> [PROBLEM STATEMENT]: Only lines holding the string "height" are wanted; copy each one from the material.

> [MATERIAL FOR THIS EXERCISE]:

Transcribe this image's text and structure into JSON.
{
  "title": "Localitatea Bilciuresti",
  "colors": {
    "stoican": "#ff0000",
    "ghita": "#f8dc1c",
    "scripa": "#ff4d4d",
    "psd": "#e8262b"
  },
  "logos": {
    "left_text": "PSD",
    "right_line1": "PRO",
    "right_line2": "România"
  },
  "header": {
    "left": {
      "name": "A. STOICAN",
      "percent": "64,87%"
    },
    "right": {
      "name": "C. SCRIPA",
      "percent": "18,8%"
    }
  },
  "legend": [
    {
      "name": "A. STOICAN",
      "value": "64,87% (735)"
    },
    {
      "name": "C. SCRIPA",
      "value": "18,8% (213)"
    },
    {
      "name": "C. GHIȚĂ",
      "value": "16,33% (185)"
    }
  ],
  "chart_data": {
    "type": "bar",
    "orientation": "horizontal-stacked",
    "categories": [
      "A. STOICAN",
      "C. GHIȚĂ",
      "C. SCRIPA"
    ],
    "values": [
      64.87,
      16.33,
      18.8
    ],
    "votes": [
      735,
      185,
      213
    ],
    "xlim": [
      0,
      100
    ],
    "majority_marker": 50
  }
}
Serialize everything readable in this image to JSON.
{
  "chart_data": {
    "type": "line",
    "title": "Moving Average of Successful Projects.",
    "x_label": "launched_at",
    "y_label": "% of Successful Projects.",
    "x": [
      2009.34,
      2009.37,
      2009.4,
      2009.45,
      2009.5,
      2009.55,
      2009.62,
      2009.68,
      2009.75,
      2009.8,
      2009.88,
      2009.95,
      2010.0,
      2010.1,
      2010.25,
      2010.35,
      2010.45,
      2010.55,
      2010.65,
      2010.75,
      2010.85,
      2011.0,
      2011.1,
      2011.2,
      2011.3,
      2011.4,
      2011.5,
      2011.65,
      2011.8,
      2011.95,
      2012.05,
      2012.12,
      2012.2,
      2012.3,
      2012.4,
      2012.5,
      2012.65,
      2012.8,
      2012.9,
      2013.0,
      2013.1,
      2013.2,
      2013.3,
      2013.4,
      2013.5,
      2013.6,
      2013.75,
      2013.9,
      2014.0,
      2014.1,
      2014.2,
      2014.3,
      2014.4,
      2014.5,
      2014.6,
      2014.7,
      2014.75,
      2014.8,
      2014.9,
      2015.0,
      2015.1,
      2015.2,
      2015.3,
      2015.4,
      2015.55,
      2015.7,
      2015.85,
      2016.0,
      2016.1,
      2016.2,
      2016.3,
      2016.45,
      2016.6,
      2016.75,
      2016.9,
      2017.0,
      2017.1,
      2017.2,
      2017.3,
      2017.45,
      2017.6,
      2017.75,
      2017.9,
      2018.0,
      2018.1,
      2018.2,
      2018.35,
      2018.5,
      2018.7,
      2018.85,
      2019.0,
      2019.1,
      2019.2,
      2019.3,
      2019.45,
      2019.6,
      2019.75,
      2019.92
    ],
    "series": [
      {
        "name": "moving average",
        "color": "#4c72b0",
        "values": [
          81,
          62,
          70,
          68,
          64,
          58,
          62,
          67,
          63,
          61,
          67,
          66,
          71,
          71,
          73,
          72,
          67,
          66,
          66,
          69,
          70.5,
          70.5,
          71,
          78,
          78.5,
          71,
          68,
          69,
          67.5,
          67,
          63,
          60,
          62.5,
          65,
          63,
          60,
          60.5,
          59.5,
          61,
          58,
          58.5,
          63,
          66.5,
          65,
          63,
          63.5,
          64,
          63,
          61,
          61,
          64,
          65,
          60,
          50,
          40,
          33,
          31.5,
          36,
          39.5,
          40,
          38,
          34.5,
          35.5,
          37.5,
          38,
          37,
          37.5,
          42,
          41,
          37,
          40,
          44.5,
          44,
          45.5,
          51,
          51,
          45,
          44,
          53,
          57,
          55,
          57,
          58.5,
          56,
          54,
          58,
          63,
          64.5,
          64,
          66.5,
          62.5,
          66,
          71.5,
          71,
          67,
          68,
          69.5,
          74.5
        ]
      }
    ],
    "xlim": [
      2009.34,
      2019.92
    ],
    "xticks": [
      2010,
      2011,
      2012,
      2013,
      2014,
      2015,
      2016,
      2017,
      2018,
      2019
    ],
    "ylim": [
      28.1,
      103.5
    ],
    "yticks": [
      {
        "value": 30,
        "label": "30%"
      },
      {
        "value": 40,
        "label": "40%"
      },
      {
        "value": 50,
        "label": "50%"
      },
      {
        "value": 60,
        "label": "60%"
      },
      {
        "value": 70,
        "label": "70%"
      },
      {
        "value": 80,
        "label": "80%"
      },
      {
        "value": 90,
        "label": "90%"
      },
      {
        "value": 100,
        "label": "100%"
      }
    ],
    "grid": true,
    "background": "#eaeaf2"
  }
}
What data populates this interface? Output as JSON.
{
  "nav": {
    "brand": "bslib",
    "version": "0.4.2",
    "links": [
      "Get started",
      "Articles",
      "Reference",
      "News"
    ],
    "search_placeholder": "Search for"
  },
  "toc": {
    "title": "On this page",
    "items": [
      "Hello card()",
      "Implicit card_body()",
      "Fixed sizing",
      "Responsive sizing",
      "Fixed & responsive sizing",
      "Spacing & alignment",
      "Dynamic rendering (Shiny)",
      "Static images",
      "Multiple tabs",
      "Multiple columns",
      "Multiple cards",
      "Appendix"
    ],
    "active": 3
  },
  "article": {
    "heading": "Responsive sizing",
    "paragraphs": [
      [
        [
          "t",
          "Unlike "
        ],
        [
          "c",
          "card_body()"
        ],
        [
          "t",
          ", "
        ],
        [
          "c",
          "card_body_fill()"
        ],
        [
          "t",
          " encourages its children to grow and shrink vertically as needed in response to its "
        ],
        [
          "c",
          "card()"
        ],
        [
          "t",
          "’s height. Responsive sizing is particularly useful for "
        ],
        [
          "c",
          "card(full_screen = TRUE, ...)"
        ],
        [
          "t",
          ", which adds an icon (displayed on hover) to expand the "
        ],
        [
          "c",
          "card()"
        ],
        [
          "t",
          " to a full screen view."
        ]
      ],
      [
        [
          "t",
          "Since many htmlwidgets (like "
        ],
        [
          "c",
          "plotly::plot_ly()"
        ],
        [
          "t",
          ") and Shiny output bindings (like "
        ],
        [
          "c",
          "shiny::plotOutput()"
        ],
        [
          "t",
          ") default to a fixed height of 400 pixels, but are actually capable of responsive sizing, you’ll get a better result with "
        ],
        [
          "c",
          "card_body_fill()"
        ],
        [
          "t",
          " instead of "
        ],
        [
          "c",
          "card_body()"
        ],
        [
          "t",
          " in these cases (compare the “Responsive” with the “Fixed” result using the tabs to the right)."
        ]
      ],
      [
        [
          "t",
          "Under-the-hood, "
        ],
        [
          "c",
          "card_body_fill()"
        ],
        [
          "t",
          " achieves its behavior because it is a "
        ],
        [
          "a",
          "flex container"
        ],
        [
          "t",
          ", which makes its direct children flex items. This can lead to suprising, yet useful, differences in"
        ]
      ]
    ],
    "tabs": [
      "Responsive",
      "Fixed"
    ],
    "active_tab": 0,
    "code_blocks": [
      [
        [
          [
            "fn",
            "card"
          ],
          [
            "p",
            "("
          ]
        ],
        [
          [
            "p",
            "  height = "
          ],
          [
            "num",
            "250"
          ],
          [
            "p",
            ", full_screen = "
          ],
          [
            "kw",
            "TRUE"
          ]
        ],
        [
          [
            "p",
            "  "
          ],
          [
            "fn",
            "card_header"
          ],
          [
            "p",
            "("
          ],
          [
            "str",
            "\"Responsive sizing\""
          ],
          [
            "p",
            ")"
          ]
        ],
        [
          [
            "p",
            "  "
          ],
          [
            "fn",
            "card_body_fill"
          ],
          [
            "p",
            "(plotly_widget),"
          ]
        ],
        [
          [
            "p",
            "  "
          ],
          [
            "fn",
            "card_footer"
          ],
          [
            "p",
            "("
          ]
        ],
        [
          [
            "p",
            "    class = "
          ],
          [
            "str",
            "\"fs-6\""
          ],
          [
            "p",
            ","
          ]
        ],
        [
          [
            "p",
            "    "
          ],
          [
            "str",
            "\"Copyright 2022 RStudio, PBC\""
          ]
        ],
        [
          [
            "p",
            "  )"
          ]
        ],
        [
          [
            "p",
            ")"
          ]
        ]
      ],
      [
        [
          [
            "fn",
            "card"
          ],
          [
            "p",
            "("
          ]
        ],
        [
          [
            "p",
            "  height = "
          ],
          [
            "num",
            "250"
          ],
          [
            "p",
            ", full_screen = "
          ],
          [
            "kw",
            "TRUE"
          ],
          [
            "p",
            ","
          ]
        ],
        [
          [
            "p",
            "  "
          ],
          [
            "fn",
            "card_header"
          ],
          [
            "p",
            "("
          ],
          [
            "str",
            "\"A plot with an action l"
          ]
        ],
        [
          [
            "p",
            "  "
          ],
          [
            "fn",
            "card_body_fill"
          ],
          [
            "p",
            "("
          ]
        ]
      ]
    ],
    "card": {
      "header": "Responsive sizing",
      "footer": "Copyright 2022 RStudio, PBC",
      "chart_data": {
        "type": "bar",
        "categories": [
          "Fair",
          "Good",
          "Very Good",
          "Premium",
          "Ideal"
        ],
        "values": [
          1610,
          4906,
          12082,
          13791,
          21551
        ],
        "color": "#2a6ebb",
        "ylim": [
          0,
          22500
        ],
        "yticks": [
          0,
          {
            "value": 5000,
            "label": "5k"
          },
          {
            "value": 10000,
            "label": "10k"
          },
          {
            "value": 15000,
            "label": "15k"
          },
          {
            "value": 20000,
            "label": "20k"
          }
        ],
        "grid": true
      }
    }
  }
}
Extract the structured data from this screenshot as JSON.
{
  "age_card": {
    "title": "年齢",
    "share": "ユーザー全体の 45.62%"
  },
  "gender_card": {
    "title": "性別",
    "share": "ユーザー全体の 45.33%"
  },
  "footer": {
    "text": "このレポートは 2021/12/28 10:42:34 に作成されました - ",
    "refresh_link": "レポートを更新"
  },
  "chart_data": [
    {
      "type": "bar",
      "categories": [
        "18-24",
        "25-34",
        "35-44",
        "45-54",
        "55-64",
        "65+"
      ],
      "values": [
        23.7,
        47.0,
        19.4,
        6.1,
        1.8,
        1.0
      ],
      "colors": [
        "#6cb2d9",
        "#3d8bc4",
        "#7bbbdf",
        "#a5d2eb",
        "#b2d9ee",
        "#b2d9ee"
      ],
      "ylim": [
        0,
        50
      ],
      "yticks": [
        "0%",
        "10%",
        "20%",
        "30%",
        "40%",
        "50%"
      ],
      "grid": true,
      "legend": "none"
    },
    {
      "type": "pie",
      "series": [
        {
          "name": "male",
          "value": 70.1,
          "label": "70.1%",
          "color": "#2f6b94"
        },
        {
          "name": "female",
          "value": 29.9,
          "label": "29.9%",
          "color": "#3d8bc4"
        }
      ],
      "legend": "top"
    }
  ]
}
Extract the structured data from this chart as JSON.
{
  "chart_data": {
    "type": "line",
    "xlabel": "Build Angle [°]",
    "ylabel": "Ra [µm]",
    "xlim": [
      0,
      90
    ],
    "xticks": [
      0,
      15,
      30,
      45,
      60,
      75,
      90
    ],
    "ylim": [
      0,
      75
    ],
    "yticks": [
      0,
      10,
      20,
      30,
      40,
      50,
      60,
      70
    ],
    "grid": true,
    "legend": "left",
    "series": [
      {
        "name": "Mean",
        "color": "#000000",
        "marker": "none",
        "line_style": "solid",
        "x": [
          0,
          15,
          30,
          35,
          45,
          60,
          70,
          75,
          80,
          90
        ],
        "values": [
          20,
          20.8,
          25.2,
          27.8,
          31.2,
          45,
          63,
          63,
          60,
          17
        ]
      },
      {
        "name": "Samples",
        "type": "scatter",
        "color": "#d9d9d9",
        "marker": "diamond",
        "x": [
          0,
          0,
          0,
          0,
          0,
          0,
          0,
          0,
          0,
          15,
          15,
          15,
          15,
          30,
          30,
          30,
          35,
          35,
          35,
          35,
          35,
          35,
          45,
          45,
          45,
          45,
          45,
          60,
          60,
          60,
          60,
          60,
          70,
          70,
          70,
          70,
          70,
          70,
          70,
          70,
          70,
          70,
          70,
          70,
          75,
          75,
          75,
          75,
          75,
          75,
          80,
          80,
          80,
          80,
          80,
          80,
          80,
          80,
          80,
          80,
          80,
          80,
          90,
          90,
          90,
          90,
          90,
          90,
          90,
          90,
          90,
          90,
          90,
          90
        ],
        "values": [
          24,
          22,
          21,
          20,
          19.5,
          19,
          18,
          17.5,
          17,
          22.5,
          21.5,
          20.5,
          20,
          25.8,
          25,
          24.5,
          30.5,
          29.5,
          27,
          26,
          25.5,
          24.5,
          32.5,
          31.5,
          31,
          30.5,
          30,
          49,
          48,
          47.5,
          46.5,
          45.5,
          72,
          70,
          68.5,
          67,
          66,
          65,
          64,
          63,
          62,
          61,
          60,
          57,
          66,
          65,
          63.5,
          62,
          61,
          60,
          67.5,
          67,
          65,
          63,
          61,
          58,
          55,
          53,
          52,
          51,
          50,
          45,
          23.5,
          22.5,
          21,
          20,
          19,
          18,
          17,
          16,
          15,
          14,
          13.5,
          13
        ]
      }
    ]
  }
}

> [CORRECT RESPONSE]:
          "’s height. Responsive sizing is particularly useful for "
          ") default to a fixed height of 400 pixels, but are actually capable of responsive sizing, you’ll get a better result with "
            "  height = "
            "  height = "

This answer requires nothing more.